## [Records to process]
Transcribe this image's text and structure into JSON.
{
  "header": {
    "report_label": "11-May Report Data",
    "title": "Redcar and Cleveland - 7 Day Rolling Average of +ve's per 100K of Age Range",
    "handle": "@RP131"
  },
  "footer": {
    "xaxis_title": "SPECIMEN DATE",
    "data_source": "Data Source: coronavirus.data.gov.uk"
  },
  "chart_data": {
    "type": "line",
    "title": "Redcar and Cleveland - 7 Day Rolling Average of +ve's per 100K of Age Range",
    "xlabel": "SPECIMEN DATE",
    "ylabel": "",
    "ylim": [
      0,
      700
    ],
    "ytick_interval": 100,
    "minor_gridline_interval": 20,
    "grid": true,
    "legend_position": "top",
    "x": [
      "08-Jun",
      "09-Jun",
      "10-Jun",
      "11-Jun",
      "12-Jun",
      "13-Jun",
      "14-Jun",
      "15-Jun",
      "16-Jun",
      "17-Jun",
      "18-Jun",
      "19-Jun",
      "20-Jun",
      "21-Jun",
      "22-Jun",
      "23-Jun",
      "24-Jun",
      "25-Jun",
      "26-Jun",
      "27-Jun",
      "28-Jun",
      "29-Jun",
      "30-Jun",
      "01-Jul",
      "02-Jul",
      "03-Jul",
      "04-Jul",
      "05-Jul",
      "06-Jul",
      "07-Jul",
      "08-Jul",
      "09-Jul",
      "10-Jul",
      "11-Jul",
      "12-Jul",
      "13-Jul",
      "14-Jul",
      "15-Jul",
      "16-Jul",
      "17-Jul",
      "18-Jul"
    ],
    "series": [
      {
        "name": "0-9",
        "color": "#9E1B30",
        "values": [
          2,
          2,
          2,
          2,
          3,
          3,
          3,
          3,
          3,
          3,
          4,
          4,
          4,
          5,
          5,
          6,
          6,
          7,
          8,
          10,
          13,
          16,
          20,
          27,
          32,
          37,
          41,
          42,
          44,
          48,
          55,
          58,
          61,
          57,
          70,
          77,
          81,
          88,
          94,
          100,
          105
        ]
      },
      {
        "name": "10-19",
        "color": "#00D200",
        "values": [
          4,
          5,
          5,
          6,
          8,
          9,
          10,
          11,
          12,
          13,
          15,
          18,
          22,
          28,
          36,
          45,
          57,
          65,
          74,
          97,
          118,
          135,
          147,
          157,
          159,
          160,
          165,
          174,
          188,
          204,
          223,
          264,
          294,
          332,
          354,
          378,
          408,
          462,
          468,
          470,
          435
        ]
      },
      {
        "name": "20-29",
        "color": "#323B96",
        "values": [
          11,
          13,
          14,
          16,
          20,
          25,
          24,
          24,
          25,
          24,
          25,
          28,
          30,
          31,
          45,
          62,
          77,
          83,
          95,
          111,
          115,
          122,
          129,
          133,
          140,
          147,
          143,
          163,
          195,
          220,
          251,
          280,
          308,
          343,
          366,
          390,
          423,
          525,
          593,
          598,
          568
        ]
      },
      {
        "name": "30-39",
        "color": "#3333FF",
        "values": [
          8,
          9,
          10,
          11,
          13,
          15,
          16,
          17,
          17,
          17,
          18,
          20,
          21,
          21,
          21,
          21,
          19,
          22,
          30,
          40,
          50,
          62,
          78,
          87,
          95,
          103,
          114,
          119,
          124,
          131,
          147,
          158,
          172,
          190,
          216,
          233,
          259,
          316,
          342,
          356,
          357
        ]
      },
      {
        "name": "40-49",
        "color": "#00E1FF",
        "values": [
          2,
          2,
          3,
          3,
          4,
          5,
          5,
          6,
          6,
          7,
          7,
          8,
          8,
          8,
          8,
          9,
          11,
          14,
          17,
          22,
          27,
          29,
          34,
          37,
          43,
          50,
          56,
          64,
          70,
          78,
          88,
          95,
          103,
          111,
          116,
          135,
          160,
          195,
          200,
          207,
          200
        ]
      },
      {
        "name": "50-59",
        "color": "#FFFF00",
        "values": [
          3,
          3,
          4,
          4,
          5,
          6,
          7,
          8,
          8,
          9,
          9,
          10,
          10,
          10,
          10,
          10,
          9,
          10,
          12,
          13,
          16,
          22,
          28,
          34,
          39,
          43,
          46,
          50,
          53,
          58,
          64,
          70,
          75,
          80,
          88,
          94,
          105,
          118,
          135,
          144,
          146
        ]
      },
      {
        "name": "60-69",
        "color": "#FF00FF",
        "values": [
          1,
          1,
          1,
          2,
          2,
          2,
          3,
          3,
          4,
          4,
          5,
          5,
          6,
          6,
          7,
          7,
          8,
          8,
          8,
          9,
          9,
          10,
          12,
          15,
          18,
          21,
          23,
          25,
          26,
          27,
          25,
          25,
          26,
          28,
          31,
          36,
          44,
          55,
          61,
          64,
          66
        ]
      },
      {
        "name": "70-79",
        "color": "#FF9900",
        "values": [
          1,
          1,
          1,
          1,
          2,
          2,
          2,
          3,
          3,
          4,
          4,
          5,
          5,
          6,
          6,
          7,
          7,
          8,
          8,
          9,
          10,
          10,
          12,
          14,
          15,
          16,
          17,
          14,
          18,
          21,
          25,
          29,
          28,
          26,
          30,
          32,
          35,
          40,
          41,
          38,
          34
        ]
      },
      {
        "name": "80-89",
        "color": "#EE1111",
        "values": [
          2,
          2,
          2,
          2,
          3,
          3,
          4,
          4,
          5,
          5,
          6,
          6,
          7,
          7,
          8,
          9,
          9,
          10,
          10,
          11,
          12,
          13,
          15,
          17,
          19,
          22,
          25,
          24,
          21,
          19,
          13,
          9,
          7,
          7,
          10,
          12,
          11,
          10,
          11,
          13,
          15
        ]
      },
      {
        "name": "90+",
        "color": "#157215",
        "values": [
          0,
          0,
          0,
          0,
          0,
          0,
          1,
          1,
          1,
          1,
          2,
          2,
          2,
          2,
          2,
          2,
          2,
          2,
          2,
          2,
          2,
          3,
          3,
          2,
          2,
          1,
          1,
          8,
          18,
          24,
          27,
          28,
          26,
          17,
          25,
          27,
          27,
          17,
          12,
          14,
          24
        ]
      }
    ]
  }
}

## [Assignment]
For every line of the listing, produce an identical copy.

## [Response]
Transcribe this image's text and structure into JSON.
{
  "header": {
    "report_label": "11-May Report Data",
    "title": "Redcar and Cleveland - 7 Day Rolling Average of +ve's per 100K of Age Range",
    "handle": "@RP131"
  },
  "footer": {
    "xaxis_title": "SPECIMEN DATE",
    "data_source": "Data Source: coronavirus.data.gov.uk"
  },
  "chart_data": {
    "type": "line",
    "title": "Redcar and Cleveland - 7 Day Rolling Average of +ve's per 100K of Age Range",
    "xlabel": "SPECIMEN DATE",
    "ylabel": "",
    "ylim": [
      0,
      700
    ],
    "ytick_interval": 100,
    "minor_gridline_interval": 20,
    "grid": true,
    "legend_position": "top",
    "x": [
      "08-Jun",
      "09-Jun",
      "10-Jun",
      "11-Jun",
      "12-Jun",
      "13-Jun",
      "14-Jun",
      "15-Jun",
      "16-Jun",
      "17-Jun",
      "18-Jun",
      "19-Jun",
      "20-Jun",
      "21-Jun",
      "22-Jun",
      "23-Jun",
      "24-Jun",
      "25-Jun",
      "26-Jun",
      "27-Jun",
      "28-Jun",
      "29-Jun",
      "30-Jun",
      "01-Jul",
      "02-Jul",
      "03-Jul",
      "04-Jul",
      "05-Jul",
      "06-Jul",
      "07-Jul",
      "08-Jul",
      "09-Jul",
      "10-Jul",
      "11-Jul",
      "12-Jul",
      "13-Jul",
      "14-Jul",
      "15-Jul",
      "16-Jul",
      "17-Jul",
      "18-Jul"
    ],
    "series": [
      {
        "name": "0-9",
        "color": "#9E1B30",
        "values": [
          2,
          2,
          2,
          2,
          3,
          3,
          3,
          3,
          3,
          3,
          4,
          4,
          4,
          5,
          5,
          6,
          6,
          7,
          8,
          10,
          13,
          16,
          20,
          27,
          32,
          37,
          41,
          42,
          44,
          48,
          55,
          58,
          61,
          57,
          70,
          77,
          81,
          88,
          94,
          100,
          105
        ]
      },
      {
        "name": "10-19",
        "color": "#00D200",
        "values": [
          4,
          5,
          5,
          6,
          8,
          9,
          10,
          11,
          12,
          13,
          15,
          18,
          22,
          28,
          36,
          45,
          57,
          65,
          74,
          97,
          118,
          135,
          147,
          157,
          159,
          160,
          165,
          174,
          188,
          204,
          223,
          264,
          294,
          332,
          354,
          378,
          408,
          462,
          468,
          470,
          435
        ]
      },
      {
        "name": "20-29",
        "color": "#323B96",
        "values": [
          11,
          13,
          14,
          16,
          20,
          25,
          24,
          24,
          25,
          24,
          25,
          28,
          30,
          31,
          45,
          62,
          77,
          83,
          95,
          111,
          115,
          122,
          129,
          133,
          140,
          147,
          143,
          163,
          195,
          220,
          251,
          280,
          308,
          343,
          366,
          390,
          423,
          525,
          593,
          598,
          568
        ]
      },
      {
        "name": "30-39",
        "color": "#3333FF",
        "values": [
          8,
          9,
          10,
          11,
          13,
          15,
          16,
          17,
          17,
          17,
          18,
          20,
          21,
          21,
          21,
          21,
          19,
          22,
          30,
          40,
          50,
          62,
          78,
          87,
          95,
          103,
          114,
          119,
          124,
          131,
          147,
          158,
          172,
          190,
          216,
          233,
          259,
          316,
          342,
          356,
          357
        ]
      },
      {
        "name": "40-49",
        "color": "#00E1FF",
        "values": [
          2,
          2,
          3,
          3,
          4,
          5,
          5,
          6,
          6,
          7,
          7,
          8,
          8,
          8,
          8,
          9,
          11,
          14,
          17,
          22,
          27,
          29,
          34,
          37,
          43,
          50,
          56,
          64,
          70,
          78,
          88,
          95,
          103,
          111,
          116,
          135,
          160,
          195,
          200,
          207,
          200
        ]
      },
      {
        "name": "50-59",
        "color": "#FFFF00",
        "values": [
          3,
          3,
          4,
          4,
          5,
          6,
          7,
          8,
          8,
          9,
          9,
          10,
          10,
          10,
          10,
          10,
          9,
          10,
          12,
          13,
          16,
          22,
          28,
          34,
          39,
          43,
          46,
          50,
          53,
          58,
          64,
          70,
          75,
          80,
          88,
          94,
          105,
          118,
          135,
          144,
          146
        ]
      },
      {
        "name": "60-69",
        "color": "#FF00FF",
        "values": [
          1,
          1,
          1,
          2,
          2,
          2,
          3,
          3,
          4,
          4,
          5,
          5,
          6,
          6,
          7,
          7,
          8,
          8,
          8,
          9,
          9,
          10,
          12,
          15,
          18,
          21,
          23,
          25,
          26,
          27,
          25,
          25,
          26,
          28,
          31,
          36,
          44,
          55,
          61,
          64,
          66
        ]
      },
      {
        "name": "70-79",
        "color": "#FF9900",
        "values": [
          1,
          1,
          1,
          1,
          2,
          2,
          2,
          3,
          3,
          4,
          4,
          5,
          5,
          6,
          6,
          7,
          7,
          8,
          8,
          9,
          10,
          10,
          12,
          14,
          15,
          16,
          17,
          14,
          18,
          21,
          25,
          29,
          28,
          26,
          30,
          32,
          35,
          40,
          41,
          38,
          34
        ]
      },
      {
        "name": "80-89",
        "color": "#EE1111",
        "values": [
          2,
          2,
          2,
          2,
          3,
          3,
          4,
          4,
          5,
          5,
          6,
          6,
          7,
          7,
          8,
          9,
          9,
          10,
          10,
          11,
          12,
          13,
          15,
          17,
          19,
          22,
          25,
          24,
          21,
          19,
          13,
          9,
          7,
          7,
          10,
          12,
          11,
          10,
          11,
          13,
          15
        ]
      },
      {
        "name": "90+",
        "color": "#157215",
        "values": [
          0,
          0,
          0,
          0,
          0,
          0,
          1,
          1,
          1,
          1,
          2,
          2,
          2,
          2,
          2,
          2,
          2,
          2,
          2,
          2,
          2,
          3,
          3,
          2,
          2,
          1,
          1,
          8,
          18,
          24,
          27,
          28,
          26,
          17,
          25,
          27,
          27,
          17,
          12,
          14,
          24
        ]
      }
    ]
  }
}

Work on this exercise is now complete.